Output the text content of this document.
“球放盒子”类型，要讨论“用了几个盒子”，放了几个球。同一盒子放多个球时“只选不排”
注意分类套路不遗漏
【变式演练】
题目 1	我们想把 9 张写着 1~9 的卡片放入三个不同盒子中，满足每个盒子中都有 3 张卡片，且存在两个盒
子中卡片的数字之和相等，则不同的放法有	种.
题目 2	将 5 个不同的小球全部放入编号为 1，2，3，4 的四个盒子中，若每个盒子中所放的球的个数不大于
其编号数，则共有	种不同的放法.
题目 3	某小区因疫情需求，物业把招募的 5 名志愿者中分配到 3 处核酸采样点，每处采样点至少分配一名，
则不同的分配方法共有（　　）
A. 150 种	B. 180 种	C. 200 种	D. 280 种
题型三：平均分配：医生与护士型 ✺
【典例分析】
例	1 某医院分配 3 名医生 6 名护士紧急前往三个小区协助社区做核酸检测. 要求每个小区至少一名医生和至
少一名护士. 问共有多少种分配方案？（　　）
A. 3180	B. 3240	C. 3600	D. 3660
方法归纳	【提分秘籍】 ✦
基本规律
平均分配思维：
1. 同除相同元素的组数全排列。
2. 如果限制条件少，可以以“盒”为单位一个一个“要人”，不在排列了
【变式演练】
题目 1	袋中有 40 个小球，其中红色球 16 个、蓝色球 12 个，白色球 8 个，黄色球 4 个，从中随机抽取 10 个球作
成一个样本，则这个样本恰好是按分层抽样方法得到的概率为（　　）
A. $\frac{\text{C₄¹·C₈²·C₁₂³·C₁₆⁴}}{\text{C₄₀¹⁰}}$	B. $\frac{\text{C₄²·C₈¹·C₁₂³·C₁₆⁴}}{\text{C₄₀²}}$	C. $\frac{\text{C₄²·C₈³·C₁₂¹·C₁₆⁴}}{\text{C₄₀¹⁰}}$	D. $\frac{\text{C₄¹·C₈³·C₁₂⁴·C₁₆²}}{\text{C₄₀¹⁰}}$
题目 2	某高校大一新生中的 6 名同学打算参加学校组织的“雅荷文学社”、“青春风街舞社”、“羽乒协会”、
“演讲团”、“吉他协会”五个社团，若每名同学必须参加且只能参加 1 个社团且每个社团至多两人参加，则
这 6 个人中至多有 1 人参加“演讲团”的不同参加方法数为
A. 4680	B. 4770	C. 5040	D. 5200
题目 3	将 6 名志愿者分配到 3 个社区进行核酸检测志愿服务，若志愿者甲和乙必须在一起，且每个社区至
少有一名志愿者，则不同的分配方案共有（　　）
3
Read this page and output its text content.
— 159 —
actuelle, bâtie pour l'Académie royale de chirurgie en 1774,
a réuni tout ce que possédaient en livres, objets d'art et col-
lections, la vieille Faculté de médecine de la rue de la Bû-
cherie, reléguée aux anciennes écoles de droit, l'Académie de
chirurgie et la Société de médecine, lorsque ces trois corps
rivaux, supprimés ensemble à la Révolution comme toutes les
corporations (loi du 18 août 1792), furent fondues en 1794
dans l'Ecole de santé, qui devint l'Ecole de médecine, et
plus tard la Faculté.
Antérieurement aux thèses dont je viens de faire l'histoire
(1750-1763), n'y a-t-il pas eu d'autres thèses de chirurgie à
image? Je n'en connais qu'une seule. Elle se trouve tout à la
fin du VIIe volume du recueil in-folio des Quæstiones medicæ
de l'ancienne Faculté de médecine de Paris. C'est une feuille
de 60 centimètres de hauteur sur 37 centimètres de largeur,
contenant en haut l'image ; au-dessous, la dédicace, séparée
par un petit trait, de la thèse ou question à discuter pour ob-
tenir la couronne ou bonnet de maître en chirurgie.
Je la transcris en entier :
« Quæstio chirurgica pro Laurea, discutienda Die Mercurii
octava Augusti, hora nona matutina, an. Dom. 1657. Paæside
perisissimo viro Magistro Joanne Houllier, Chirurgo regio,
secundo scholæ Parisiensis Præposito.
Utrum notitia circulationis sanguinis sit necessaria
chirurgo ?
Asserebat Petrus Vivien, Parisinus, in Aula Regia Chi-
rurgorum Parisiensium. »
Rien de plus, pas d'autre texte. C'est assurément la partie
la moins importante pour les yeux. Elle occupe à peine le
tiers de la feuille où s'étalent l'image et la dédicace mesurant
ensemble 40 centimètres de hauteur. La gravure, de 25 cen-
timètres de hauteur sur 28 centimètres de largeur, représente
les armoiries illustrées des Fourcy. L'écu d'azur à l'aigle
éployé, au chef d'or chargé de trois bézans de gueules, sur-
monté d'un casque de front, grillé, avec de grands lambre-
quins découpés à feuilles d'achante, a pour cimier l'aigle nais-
---
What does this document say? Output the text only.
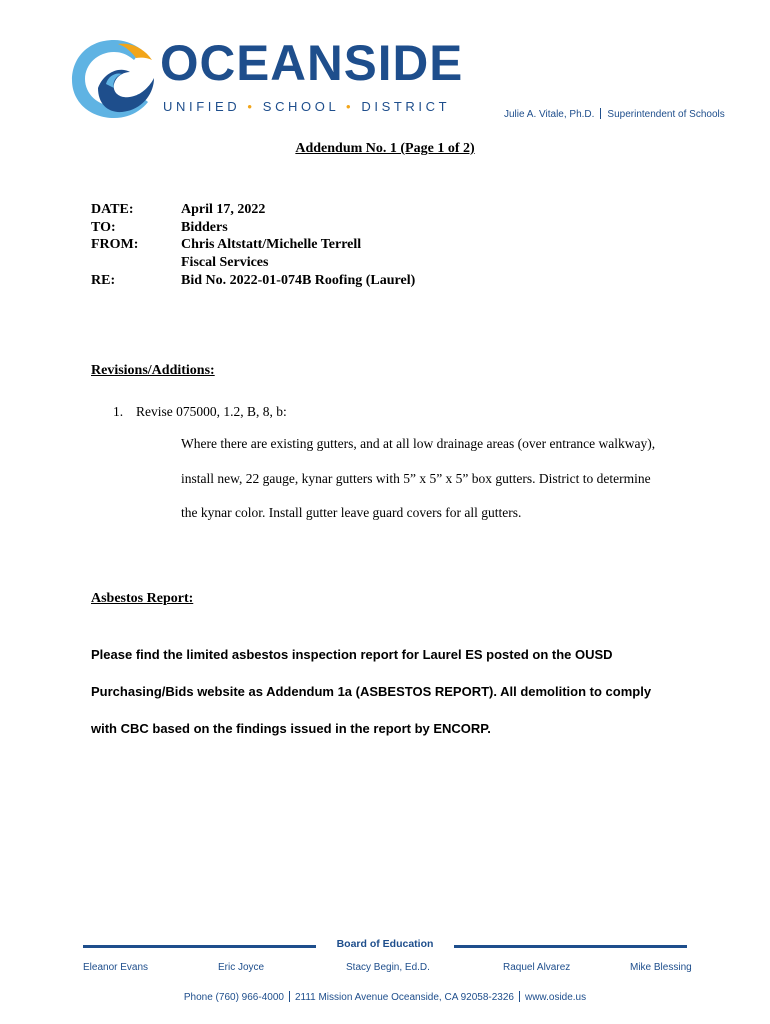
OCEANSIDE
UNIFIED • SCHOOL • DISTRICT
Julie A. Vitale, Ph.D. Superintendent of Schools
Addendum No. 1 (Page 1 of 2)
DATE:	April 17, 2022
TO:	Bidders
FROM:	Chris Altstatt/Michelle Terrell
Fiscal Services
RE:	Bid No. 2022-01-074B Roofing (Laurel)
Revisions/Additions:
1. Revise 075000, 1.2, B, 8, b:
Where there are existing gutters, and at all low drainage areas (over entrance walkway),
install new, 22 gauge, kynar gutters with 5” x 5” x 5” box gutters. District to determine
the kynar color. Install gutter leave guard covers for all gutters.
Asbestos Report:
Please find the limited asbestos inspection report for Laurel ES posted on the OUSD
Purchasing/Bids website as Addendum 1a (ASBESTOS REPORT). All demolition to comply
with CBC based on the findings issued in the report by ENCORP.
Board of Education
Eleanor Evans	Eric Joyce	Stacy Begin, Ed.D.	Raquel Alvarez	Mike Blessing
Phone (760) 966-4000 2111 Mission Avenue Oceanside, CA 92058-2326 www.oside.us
---
REQUEST: Show the lines of the records that include the string "with".

WRITTEN RESPONSE:
install new, 22 gauge, kynar gutters with 5” x 5” x 5” box gutters. District to determine
with CBC based on the findings issued in the report by ENCORP.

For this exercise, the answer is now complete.